◆ **WORK TO DO**:
Copy every entry exactly as given, minus the images.

◆ **ITEMS**:
+ + + + +

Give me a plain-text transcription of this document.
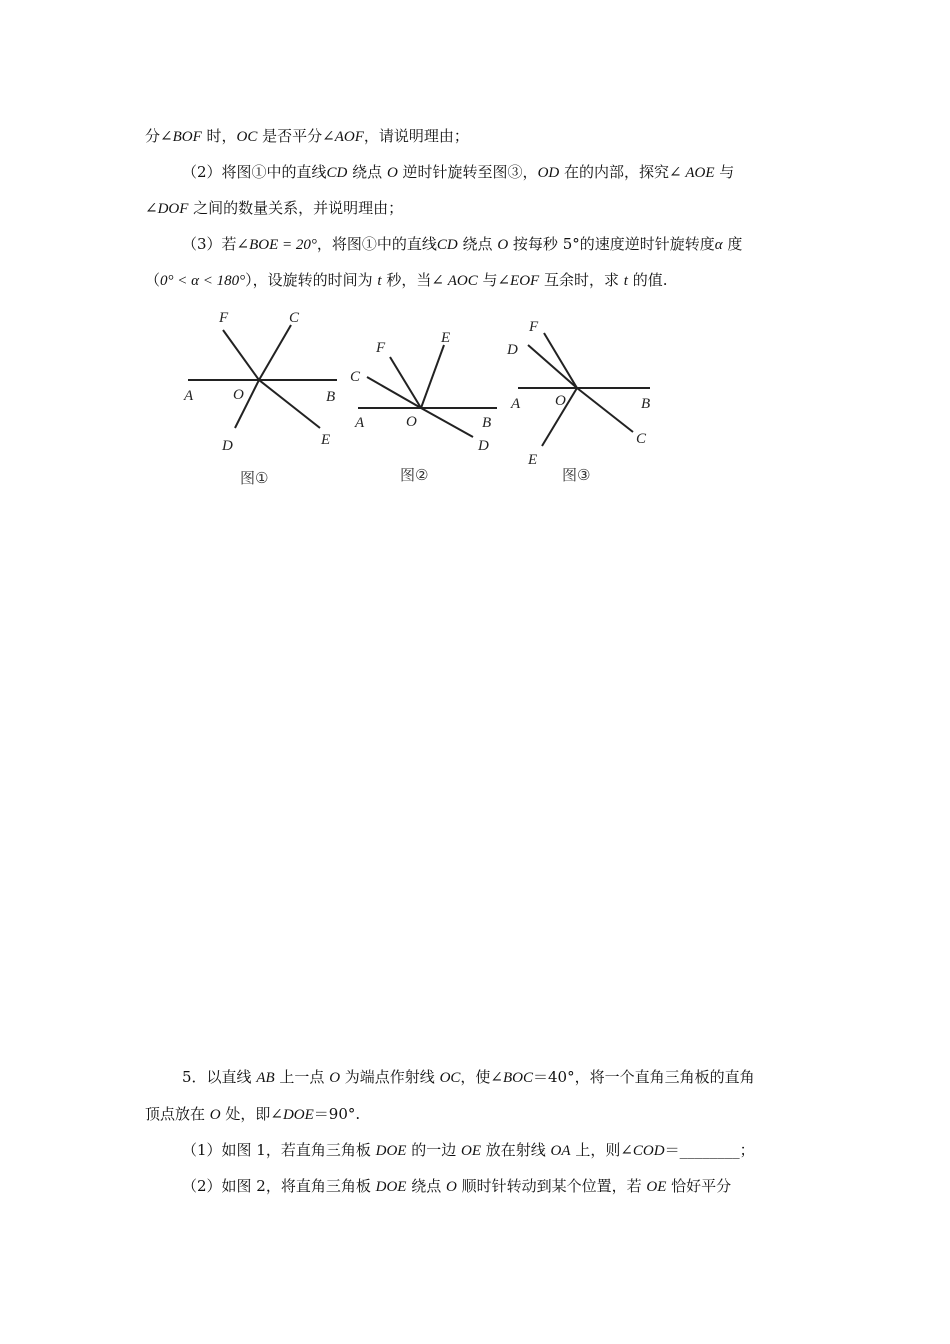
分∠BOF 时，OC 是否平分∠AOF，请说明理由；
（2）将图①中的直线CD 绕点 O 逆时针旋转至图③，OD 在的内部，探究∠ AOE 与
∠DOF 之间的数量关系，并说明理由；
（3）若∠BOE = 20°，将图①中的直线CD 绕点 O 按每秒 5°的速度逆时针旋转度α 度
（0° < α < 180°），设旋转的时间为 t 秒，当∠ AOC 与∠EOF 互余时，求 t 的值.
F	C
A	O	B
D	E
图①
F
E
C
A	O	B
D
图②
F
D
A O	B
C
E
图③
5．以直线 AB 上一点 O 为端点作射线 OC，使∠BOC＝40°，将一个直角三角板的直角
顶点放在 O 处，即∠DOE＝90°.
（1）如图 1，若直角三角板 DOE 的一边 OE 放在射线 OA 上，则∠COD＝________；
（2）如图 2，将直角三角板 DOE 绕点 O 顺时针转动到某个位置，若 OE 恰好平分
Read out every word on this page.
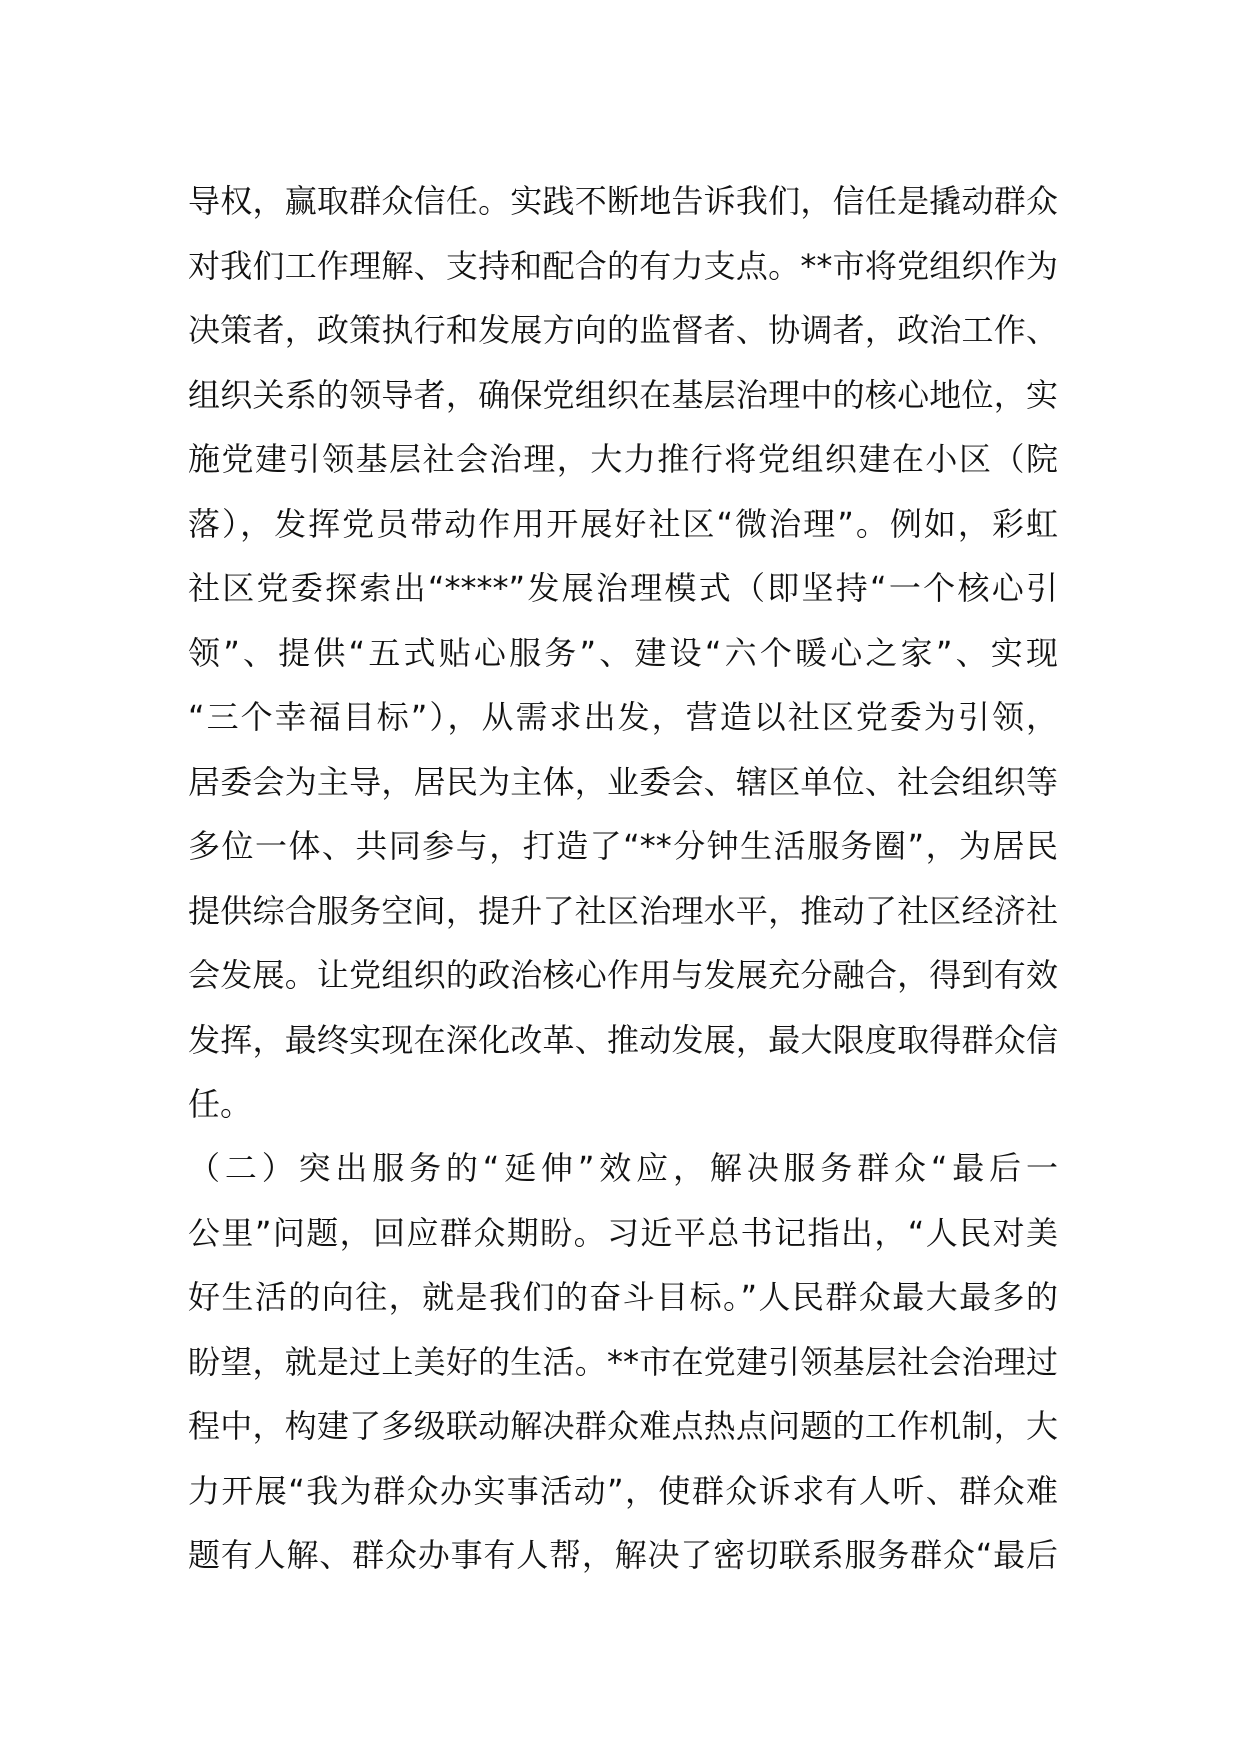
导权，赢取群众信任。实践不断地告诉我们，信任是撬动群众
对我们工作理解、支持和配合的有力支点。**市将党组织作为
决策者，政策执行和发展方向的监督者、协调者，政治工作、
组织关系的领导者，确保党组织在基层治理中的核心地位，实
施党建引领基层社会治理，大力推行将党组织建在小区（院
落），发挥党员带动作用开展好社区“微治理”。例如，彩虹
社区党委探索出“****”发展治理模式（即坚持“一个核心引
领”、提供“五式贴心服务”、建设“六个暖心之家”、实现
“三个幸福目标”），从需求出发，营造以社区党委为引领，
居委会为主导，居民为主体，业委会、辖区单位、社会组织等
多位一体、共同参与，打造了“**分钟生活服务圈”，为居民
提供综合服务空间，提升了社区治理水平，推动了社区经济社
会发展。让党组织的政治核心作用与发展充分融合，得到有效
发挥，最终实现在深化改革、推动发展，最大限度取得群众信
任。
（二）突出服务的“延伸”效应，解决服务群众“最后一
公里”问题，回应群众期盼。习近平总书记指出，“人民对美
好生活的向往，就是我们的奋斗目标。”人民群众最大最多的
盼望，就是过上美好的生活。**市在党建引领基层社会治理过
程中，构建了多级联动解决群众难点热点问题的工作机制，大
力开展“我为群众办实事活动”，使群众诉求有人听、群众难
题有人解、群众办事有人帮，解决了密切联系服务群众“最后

+ + + + +

◆ **WRITTEN RESPONSE**:
Give me a plain-text transcription of this document.
分∠BOF 时，OC 是否平分∠AOF，请说明理由；
（2）将图①中的直线CD 绕点 O 逆时针旋转至图③，OD 在的内部，探究∠ AOE 与
∠DOF 之间的数量关系，并说明理由；
（3）若∠BOE = 20°，将图①中的直线CD 绕点 O 按每秒 5°的速度逆时针旋转度α 度
（0° < α < 180°），设旋转的时间为 t 秒，当∠ AOC 与∠EOF 互余时，求 t 的值.
F	C
A	O	B
D	E
图①
F
E
C
A	O	B
D
图②
F
D
A O	B
C
E
图③
5．以直线 AB 上一点 O 为端点作射线 OC，使∠BOC＝40°，将一个直角三角板的直角
顶点放在 O 处，即∠DOE＝90°.
（1）如图 1，若直角三角板 DOE 的一边 OE 放在射线 OA 上，则∠COD＝________；
（2）如图 2，将直角三角板 DOE 绕点 O 顺时针转动到某个位置，若 OE 恰好平分
Read out every word on this page.
导权，赢取群众信任。实践不断地告诉我们，信任是撬动群众
对我们工作理解、支持和配合的有力支点。**市将党组织作为
决策者，政策执行和发展方向的监督者、协调者，政治工作、
组织关系的领导者，确保党组织在基层治理中的核心地位，实
施党建引领基层社会治理，大力推行将党组织建在小区（院
落），发挥党员带动作用开展好社区“微治理”。例如，彩虹
社区党委探索出“****”发展治理模式（即坚持“一个核心引
领”、提供“五式贴心服务”、建设“六个暖心之家”、实现
“三个幸福目标”），从需求出发，营造以社区党委为引领，
居委会为主导，居民为主体，业委会、辖区单位、社会组织等
多位一体、共同参与，打造了“**分钟生活服务圈”，为居民
提供综合服务空间，提升了社区治理水平，推动了社区经济社
会发展。让党组织的政治核心作用与发展充分融合，得到有效
发挥，最终实现在深化改革、推动发展，最大限度取得群众信
任。
（二）突出服务的“延伸”效应，解决服务群众“最后一
公里”问题，回应群众期盼。习近平总书记指出，“人民对美
好生活的向往，就是我们的奋斗目标。”人民群众最大最多的
盼望，就是过上美好的生活。**市在党建引领基层社会治理过
程中，构建了多级联动解决群众难点热点问题的工作机制，大
力开展“我为群众办实事活动”，使群众诉求有人听、群众难
题有人解、群众办事有人帮，解决了密切联系服务群众“最后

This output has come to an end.